» **Excerpt**:
++++++++++
Great Catherine is a 1968 British comedy film directed by Gordon Flemyng, based on a 1913 one act play by George Bernard Shaw, and starring Peter O'Toole, Zero Mostel, Jeanne Moreau and Jack Hawkins. Like the play, it is loosely based on the story of Sir Charles Hanbury Williams and his time spent as an envoy at the Russian court.

It was shot at Shepperton Studios near London with sets designed by the art directors John Bryan and William Hutchinson. The score was composed by Dimitri Tiomkin.

Synopsis
A British officer, Captain Charles Edstaston, is sent to the Russian court of Catherine the Great as an envoy, where he has to contend with the crafty machinations of her chief minister Potemkin.
++++++++++
» **Brief**: In the Great Catherine excerpt, who composed the film's score?
++++++++++
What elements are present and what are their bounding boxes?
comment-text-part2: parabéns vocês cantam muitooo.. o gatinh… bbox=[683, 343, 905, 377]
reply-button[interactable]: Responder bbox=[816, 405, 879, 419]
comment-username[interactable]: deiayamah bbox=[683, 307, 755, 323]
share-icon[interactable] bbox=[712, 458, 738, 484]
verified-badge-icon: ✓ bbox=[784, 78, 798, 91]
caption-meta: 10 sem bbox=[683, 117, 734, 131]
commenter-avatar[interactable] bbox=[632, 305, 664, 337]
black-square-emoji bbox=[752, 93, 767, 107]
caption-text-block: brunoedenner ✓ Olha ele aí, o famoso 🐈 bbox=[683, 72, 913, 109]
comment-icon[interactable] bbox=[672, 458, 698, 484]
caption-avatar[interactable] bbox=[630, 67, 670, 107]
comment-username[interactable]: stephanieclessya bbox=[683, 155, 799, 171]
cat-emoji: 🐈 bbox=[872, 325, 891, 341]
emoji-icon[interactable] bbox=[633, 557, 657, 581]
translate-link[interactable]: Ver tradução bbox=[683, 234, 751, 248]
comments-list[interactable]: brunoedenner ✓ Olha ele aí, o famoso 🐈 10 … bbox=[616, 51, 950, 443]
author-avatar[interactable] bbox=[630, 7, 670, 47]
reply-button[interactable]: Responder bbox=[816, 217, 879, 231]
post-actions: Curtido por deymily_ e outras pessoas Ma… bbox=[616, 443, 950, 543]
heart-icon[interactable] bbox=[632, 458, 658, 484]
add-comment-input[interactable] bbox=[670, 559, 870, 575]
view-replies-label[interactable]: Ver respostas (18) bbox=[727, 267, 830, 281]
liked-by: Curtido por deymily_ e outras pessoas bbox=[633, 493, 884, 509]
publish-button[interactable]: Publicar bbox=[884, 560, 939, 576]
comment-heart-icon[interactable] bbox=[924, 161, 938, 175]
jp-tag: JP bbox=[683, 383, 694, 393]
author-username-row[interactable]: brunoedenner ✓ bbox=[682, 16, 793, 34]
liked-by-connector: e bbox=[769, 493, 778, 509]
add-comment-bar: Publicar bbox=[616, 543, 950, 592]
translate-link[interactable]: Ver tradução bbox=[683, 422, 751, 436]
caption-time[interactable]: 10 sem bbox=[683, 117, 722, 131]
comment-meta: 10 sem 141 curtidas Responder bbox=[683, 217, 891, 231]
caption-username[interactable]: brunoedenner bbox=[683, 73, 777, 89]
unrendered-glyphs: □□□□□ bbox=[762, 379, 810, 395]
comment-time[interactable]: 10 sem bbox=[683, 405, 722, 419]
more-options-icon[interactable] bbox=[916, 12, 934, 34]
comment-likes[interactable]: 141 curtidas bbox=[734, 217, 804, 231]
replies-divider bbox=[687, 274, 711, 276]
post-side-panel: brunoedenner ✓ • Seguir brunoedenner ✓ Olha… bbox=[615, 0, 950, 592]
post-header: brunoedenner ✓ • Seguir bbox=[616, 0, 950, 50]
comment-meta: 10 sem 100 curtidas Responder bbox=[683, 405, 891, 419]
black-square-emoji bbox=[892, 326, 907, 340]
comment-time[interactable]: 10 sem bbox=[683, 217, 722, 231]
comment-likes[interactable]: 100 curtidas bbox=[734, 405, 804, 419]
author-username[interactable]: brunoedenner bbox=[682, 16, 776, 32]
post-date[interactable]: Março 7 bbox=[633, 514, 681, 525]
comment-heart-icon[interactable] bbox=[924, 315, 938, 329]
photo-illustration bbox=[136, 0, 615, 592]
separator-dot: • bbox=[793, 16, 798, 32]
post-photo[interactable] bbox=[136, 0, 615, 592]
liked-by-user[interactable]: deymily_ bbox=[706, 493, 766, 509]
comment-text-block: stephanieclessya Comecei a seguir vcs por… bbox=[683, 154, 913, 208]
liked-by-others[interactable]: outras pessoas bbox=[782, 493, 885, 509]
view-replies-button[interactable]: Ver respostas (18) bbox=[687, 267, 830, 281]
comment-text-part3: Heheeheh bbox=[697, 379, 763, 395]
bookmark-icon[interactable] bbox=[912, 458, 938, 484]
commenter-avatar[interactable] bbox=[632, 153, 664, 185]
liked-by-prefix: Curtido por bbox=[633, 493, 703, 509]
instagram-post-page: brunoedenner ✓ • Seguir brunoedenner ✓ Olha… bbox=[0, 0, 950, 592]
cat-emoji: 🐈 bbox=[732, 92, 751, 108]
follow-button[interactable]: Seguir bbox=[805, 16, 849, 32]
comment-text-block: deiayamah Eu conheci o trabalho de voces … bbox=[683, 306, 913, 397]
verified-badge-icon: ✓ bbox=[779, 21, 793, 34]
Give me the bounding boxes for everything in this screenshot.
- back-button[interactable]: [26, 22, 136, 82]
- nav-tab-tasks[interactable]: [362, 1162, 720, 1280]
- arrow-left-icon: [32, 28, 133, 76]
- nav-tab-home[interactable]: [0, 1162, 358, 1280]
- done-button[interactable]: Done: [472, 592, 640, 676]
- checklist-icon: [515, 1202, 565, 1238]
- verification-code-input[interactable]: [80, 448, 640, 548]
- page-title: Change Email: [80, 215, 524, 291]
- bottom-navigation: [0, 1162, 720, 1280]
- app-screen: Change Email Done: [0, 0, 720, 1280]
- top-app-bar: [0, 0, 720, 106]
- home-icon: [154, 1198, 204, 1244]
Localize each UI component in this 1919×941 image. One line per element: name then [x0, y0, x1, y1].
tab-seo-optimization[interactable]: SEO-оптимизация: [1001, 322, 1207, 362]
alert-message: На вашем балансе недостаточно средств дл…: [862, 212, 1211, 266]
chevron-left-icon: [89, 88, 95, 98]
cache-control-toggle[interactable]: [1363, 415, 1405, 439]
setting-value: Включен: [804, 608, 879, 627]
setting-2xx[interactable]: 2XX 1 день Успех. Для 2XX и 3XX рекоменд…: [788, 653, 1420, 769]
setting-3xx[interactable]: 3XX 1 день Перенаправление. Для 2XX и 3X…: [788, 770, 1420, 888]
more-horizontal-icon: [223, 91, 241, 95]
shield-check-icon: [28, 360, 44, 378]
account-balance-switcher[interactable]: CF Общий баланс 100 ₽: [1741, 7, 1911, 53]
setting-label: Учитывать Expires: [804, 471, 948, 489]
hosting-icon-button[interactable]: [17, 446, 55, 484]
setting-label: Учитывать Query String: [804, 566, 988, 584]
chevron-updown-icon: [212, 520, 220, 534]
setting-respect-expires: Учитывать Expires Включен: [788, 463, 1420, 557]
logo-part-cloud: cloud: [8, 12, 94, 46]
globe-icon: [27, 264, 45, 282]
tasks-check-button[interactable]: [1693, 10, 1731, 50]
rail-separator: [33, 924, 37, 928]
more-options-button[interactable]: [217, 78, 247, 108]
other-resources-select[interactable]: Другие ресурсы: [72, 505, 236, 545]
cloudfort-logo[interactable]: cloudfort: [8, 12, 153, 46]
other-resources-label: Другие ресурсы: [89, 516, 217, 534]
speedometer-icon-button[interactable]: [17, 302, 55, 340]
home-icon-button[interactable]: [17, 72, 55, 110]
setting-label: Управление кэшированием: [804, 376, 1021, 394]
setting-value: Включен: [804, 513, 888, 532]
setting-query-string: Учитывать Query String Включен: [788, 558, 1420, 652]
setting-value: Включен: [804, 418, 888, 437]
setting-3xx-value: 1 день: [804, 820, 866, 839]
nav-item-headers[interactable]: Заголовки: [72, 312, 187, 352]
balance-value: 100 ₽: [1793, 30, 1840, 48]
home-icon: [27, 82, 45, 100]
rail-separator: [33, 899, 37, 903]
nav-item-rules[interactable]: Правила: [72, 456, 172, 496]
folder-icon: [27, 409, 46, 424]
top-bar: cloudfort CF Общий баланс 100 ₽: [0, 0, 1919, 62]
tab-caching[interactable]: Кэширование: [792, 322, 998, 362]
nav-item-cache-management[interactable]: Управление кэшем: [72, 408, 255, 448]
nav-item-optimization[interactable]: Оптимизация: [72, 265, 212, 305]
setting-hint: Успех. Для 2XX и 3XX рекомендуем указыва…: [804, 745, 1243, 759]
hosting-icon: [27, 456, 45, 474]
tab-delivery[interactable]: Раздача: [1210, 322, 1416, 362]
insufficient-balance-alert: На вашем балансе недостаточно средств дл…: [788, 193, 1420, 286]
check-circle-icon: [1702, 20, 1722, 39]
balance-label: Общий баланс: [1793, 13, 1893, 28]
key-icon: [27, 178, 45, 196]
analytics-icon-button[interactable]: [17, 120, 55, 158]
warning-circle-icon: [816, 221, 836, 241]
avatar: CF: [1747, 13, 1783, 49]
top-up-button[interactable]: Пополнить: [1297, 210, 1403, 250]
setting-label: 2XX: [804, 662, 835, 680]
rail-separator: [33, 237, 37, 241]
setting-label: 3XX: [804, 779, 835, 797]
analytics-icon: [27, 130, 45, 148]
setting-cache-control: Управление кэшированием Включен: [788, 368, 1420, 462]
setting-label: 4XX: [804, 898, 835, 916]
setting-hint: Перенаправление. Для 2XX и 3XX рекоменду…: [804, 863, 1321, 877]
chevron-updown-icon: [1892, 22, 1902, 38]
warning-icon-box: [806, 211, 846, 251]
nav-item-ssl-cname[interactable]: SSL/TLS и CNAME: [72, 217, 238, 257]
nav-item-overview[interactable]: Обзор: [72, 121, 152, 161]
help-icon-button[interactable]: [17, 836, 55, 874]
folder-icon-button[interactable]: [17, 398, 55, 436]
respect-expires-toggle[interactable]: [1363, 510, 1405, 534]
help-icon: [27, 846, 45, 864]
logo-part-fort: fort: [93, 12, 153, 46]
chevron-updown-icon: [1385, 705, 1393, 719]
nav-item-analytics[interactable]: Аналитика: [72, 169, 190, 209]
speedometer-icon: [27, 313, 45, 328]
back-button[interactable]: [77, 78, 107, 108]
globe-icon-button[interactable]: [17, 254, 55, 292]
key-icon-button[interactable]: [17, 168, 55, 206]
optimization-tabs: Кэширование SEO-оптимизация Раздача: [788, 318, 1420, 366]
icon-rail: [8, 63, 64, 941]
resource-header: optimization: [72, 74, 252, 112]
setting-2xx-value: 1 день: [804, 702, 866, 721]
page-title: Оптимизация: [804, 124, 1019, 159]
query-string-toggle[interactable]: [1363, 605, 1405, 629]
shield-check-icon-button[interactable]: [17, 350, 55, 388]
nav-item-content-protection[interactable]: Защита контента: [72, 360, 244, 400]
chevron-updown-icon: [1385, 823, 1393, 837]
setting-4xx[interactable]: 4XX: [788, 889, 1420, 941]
++++++++++
» **Full response**: Dimitri Tiomkin